───── Data listing

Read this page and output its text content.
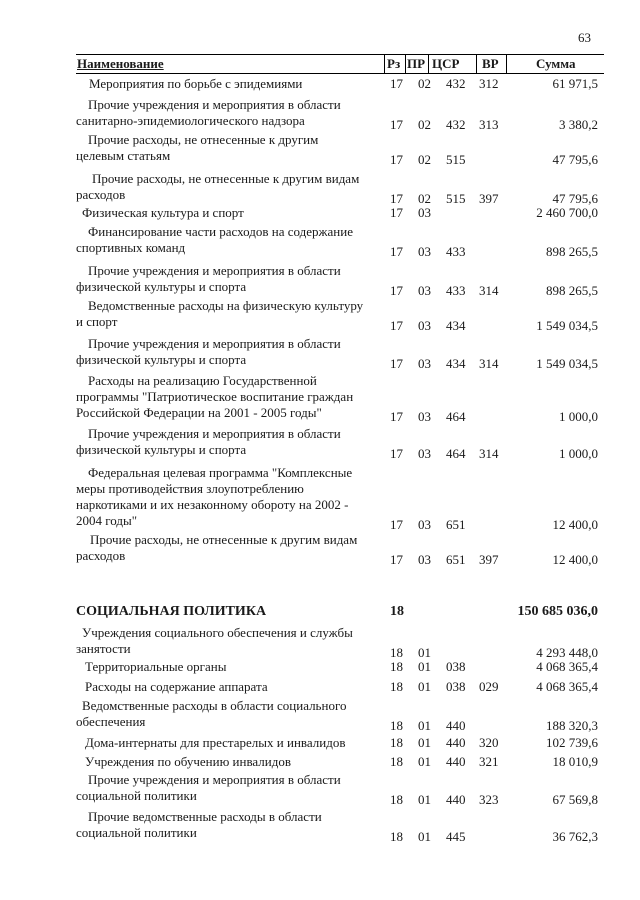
63
Наименование	Рз ПР ЦСР ВР	Сумма
Мероприятия по борьбе с эпидемиями	17 02 432 312	61 971,5
Прочие учреждения и мероприятия в области
санитарно-эпидемиологического надзора	17 02 432 313	3 380,2
Прочие расходы, не отнесенные к другим
целевым статьям	17 02 515	47 795,6
Прочие расходы, не отнесенные к другим видам
расходов	17 02 515 397	47 795,6
Физическая культура и спорт	17 03	2 460 700,0
Финансирование части расходов на содержание
спортивных команд	17 03 433	898 265,5
Прочие учреждения и мероприятия в области
физической культуры и спорта	17 03 433 314	898 265,5
Ведомственные расходы на физическую культуру
и спорт	17 03 434	1 549 034,5
Прочие учреждения и мероприятия в области
физической культуры и спорта	17 03 434 314	1 549 034,5
Расходы на реализацию Государственной
программы "Патриотическое воспитание граждан
Российской Федерации на 2001 - 2005 годы"	17 03 464	1 000,0
Прочие учреждения и мероприятия в области
физической культуры и спорта	17 03 464 314	1 000,0
Федеральная целевая программа "Комплексные
меры противодействия злоупотреблению
наркотиками и их незаконному обороту на 2002 -
2004 годы"	17 03 651	12 400,0
Прочие расходы, не отнесенные к другим видам
расходов	17 03 651 397	12 400,0
СОЦИАЛЬНАЯ ПОЛИТИКА	18	150 685 036,0
Учреждения социального обеспечения и службы
занятости	18 01	4 293 448,0
Территориальные органы	18 01 038	4 068 365,4
Расходы на содержание аппарата	18 01 038 029	4 068 365,4
Ведомственные расходы в области социального
обеспечения	18 01 440	188 320,3
Дома-интернаты для престарелых и инвалидов	18 01 440 320	102 739,6
Учреждения по обучению инвалидов	18 01 440 321	18 010,9
Прочие учреждения и мероприятия в области
социальной политики	18 01 440 323	67 569,8
Прочие ведомственные расходы в области
социальной политики	18 01 445	36 762,3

──────────

- To be done
From the records above, copy every line that holds the word "обеспечения".

- Exercise output
Учреждения социального обеспечения и службы
обеспечения	18 01 440	188 320,3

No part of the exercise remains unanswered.